====== Given entries
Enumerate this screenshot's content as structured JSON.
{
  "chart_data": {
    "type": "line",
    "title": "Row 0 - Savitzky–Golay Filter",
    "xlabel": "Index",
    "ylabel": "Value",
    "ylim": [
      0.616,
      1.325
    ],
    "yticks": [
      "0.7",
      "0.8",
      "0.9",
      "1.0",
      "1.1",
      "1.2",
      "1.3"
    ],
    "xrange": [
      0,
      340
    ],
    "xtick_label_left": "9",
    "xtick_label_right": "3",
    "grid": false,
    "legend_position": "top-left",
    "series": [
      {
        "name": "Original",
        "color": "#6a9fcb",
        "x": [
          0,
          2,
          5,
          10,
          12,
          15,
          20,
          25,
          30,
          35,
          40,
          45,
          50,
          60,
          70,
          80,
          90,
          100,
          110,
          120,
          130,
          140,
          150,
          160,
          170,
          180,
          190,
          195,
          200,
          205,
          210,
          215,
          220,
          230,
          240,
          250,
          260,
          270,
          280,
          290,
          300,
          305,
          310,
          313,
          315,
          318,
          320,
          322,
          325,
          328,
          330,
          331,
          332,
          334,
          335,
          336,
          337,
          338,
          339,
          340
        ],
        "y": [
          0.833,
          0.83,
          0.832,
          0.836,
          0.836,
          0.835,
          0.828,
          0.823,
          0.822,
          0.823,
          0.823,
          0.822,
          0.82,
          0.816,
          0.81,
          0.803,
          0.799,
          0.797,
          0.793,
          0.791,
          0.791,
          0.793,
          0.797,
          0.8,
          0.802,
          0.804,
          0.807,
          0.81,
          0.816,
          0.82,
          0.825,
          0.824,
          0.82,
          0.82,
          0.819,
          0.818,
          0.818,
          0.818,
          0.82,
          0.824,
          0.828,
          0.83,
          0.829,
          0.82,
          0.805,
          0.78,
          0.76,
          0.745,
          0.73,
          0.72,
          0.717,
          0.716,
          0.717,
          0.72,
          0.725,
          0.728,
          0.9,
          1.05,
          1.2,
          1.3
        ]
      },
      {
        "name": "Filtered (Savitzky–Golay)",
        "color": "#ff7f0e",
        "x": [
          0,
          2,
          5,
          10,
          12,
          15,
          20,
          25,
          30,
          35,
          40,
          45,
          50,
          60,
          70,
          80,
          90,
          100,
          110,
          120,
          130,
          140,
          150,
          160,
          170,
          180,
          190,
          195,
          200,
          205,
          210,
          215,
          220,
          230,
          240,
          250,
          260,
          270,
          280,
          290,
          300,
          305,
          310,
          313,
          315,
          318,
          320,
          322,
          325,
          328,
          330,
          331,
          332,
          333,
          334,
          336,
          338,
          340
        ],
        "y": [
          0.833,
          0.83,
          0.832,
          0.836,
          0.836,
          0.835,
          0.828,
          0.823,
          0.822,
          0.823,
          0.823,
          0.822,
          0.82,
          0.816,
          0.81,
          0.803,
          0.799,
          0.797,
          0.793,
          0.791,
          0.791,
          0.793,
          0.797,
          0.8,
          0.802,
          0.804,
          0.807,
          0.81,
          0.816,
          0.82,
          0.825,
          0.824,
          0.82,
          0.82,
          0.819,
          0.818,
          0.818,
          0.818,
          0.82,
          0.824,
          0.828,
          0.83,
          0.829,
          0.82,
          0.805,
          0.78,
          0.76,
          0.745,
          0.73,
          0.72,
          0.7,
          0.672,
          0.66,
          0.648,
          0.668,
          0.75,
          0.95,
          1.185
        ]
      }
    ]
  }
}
============
▶ _Task to complete_
Each line of the material must be restated exactly.

▶ _Solved problem_
Enumerate this screenshot's content as structured JSON.
{
  "chart_data": {
    "type": "line",
    "title": "Row 0 - Savitzky–Golay Filter",
    "xlabel": "Index",
    "ylabel": "Value",
    "ylim": [
      0.616,
      1.325
    ],
    "yticks": [
      "0.7",
      "0.8",
      "0.9",
      "1.0",
      "1.1",
      "1.2",
      "1.3"
    ],
    "xrange": [
      0,
      340
    ],
    "xtick_label_left": "9",
    "xtick_label_right": "3",
    "grid": false,
    "legend_position": "top-left",
    "series": [
      {
        "name": "Original",
        "color": "#6a9fcb",
        "x": [
          0,
          2,
          5,
          10,
          12,
          15,
          20,
          25,
          30,
          35,
          40,
          45,
          50,
          60,
          70,
          80,
          90,
          100,
          110,
          120,
          130,
          140,
          150,
          160,
          170,
          180,
          190,
          195,
          200,
          205,
          210,
          215,
          220,
          230,
          240,
          250,
          260,
          270,
          280,
          290,
          300,
          305,
          310,
          313,
          315,
          318,
          320,
          322,
          325,
          328,
          330,
          331,
          332,
          334,
          335,
          336,
          337,
          338,
          339,
          340
        ],
        "y": [
          0.833,
          0.83,
          0.832,
          0.836,
          0.836,
          0.835,
          0.828,
          0.823,
          0.822,
          0.823,
          0.823,
          0.822,
          0.82,
          0.816,
          0.81,
          0.803,
          0.799,
          0.797,
          0.793,
          0.791,
          0.791,
          0.793,
          0.797,
          0.8,
          0.802,
          0.804,
          0.807,
          0.81,
          0.816,
          0.82,
          0.825,
          0.824,
          0.82,
          0.82,
          0.819,
          0.818,
          0.818,
          0.818,
          0.82,
          0.824,
          0.828,
          0.83,
          0.829,
          0.82,
          0.805,
          0.78,
          0.76,
          0.745,
          0.73,
          0.72,
          0.717,
          0.716,
          0.717,
          0.72,
          0.725,
          0.728,
          0.9,
          1.05,
          1.2,
          1.3
        ]
      },
      {
        "name": "Filtered (Savitzky–Golay)",
        "color": "#ff7f0e",
        "x": [
          0,
          2,
          5,
          10,
          12,
          15,
          20,
          25,
          30,
          35,
          40,
          45,
          50,
          60,
          70,
          80,
          90,
          100,
          110,
          120,
          130,
          140,
          150,
          160,
          170,
          180,
          190,
          195,
          200,
          205,
          210,
          215,
          220,
          230,
          240,
          250,
          260,
          270,
          280,
          290,
          300,
          305,
          310,
          313,
          315,
          318,
          320,
          322,
          325,
          328,
          330,
          331,
          332,
          333,
          334,
          336,
          338,
          340
        ],
        "y": [
          0.833,
          0.83,
          0.832,
          0.836,
          0.836,
          0.835,
          0.828,
          0.823,
          0.822,
          0.823,
          0.823,
          0.822,
          0.82,
          0.816,
          0.81,
          0.803,
          0.799,
          0.797,
          0.793,
          0.791,
          0.791,
          0.793,
          0.797,
          0.8,
          0.802,
          0.804,
          0.807,
          0.81,
          0.816,
          0.82,
          0.825,
          0.824,
          0.82,
          0.82,
          0.819,
          0.818,
          0.818,
          0.818,
          0.82,
          0.824,
          0.828,
          0.83,
          0.829,
          0.82,
          0.805,
          0.78,
          0.76,
          0.745,
          0.73,
          0.72,
          0.7,
          0.672,
          0.66,
          0.648,
          0.668,
          0.75,
          0.95,
          1.185
        ]
      }
    ]
  }
}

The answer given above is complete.